_Task to complete_
Copy out each line of the material below that holds the string "关于服务合同协议书".

══ Information supplied ══

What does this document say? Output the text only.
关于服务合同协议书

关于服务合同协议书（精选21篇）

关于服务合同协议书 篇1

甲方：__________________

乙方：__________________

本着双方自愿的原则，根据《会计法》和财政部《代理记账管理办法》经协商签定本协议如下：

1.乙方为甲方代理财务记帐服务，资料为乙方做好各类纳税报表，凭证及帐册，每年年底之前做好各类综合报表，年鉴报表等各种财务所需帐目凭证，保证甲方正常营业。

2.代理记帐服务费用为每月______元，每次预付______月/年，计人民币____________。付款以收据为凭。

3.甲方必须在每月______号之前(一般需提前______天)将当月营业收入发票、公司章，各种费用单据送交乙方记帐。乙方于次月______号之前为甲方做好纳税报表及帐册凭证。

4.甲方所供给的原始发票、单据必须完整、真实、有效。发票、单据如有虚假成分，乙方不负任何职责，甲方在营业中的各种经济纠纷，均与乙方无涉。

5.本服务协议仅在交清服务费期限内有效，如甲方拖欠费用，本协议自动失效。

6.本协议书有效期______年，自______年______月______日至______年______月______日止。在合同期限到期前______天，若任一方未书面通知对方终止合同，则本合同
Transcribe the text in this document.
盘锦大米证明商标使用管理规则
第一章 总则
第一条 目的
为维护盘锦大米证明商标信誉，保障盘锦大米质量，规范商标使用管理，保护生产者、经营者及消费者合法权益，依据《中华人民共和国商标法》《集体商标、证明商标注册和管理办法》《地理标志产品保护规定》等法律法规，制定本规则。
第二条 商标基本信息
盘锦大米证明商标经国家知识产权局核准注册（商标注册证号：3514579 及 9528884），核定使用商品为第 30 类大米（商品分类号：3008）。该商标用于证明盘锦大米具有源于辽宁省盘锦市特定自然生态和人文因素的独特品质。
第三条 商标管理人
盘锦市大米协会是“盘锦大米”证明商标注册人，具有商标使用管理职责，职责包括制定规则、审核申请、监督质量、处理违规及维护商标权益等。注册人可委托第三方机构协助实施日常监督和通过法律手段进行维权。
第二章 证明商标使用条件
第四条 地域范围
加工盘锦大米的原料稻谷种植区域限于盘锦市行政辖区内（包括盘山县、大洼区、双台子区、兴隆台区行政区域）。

═══

_The answer_
关于服务合同协议书
关于服务合同协议书（精选21篇）
关于服务合同协议书 篇1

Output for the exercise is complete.